** START OF Data for processing **
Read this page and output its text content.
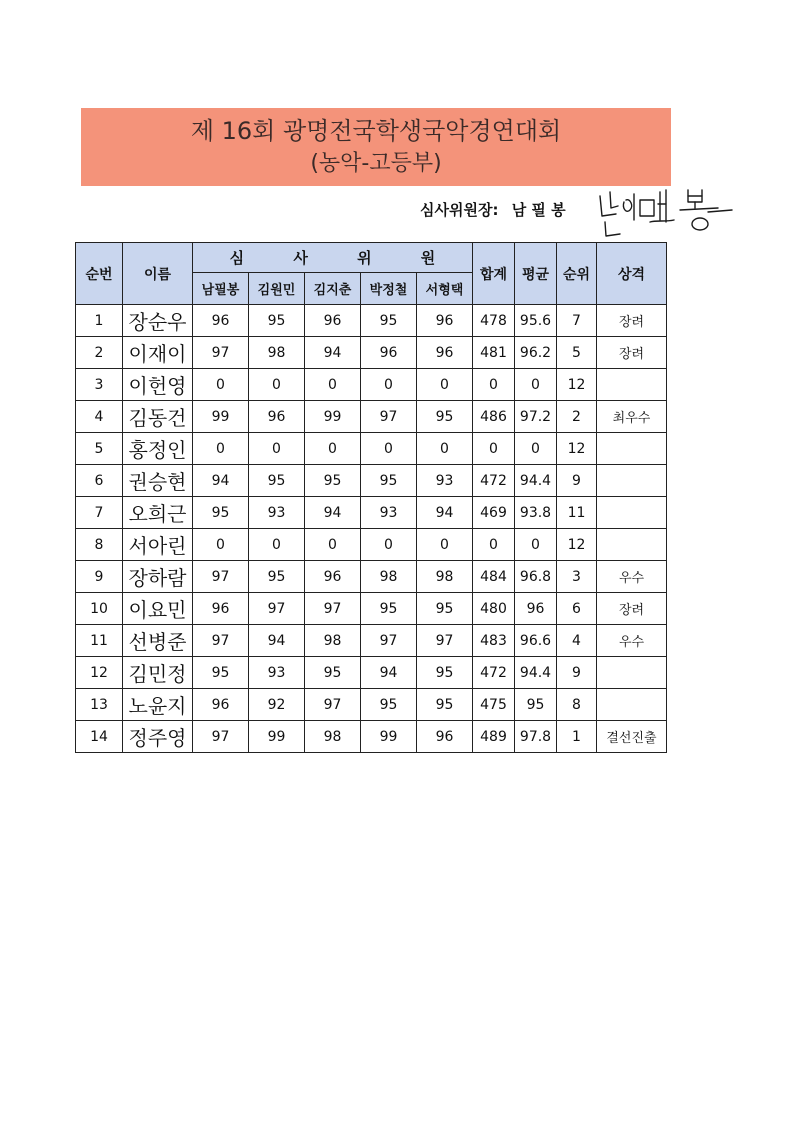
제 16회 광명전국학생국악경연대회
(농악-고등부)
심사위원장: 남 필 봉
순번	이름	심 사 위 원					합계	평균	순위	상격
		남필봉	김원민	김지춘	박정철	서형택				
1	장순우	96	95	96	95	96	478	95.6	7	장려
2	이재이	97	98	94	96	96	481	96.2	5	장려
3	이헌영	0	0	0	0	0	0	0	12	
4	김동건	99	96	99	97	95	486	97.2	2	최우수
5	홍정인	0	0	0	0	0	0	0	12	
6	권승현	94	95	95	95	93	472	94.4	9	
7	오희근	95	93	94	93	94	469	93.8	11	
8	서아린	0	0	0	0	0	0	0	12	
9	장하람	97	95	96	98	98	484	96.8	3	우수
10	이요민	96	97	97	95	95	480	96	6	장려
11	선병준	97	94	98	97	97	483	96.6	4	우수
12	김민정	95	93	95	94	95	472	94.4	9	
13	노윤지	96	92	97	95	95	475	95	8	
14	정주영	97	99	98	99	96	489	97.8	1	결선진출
** END OF Data for processing **
** START OF Data for processing **
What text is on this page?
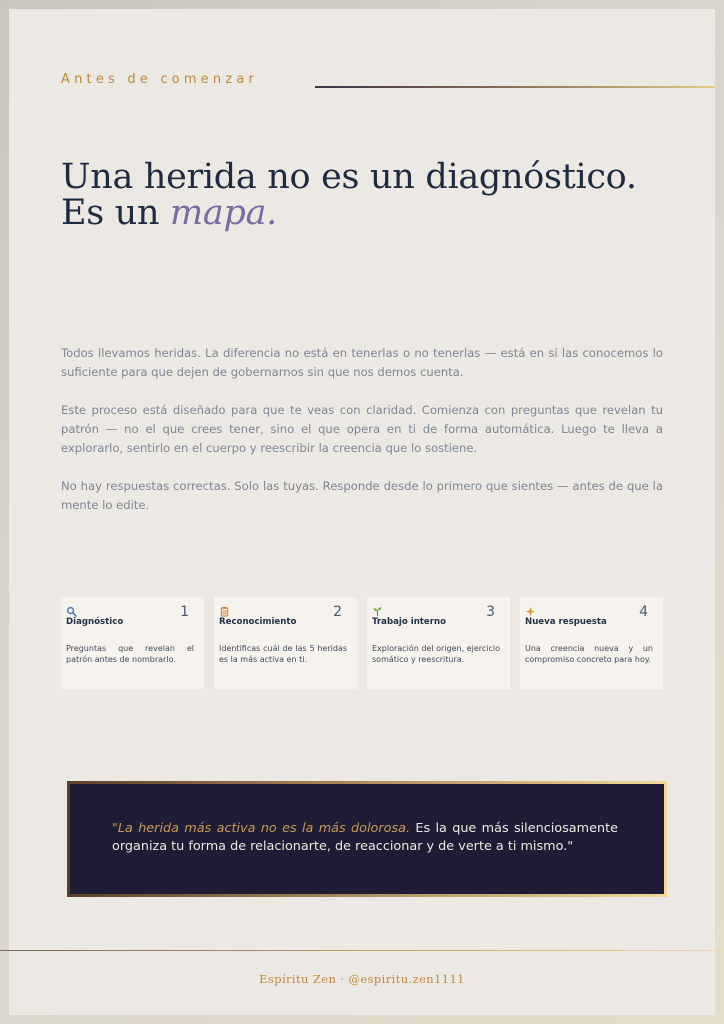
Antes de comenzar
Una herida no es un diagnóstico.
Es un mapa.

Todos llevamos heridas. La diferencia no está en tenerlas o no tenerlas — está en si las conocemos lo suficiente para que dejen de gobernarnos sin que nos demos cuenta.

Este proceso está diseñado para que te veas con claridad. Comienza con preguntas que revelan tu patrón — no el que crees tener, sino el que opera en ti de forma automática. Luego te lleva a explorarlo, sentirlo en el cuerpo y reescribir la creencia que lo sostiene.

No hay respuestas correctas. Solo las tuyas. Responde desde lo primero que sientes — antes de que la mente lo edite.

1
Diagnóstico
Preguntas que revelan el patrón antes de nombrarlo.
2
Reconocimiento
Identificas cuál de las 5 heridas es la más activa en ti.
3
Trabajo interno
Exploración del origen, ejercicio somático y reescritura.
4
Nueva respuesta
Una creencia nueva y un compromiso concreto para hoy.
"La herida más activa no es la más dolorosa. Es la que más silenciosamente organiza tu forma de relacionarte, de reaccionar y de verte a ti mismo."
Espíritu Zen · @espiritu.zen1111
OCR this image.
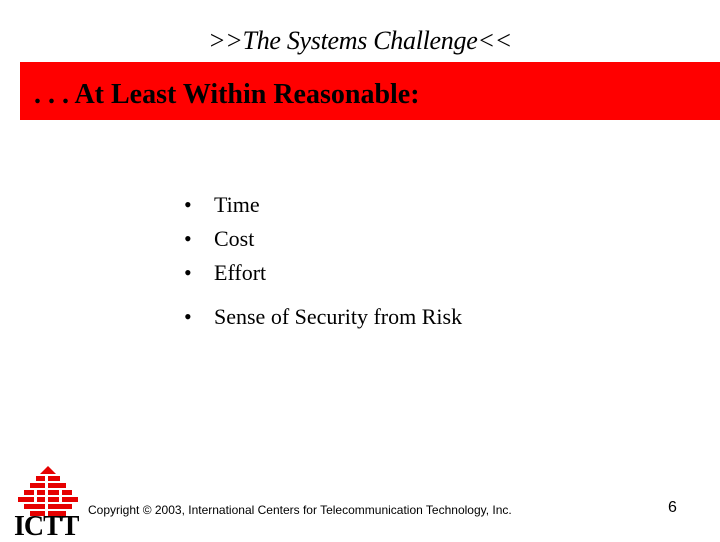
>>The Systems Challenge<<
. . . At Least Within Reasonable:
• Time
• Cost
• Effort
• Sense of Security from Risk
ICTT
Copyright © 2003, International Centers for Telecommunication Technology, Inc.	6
** END OF Data for processing **
**Exercise description:** Show, from the material above, each line that includes the string "patrón".

**The completed task:**
Este proceso está diseñado para que te veas con claridad. Comienza con preguntas que revelan tu patrón — no el que crees tener, sino el que opera en ti de forma automática. Luego te lleva a explorarlo, sentirlo en el cuerpo y reescribir la creencia que lo sostiene.
Preguntas que revelan el patrón antes de nombrarlo.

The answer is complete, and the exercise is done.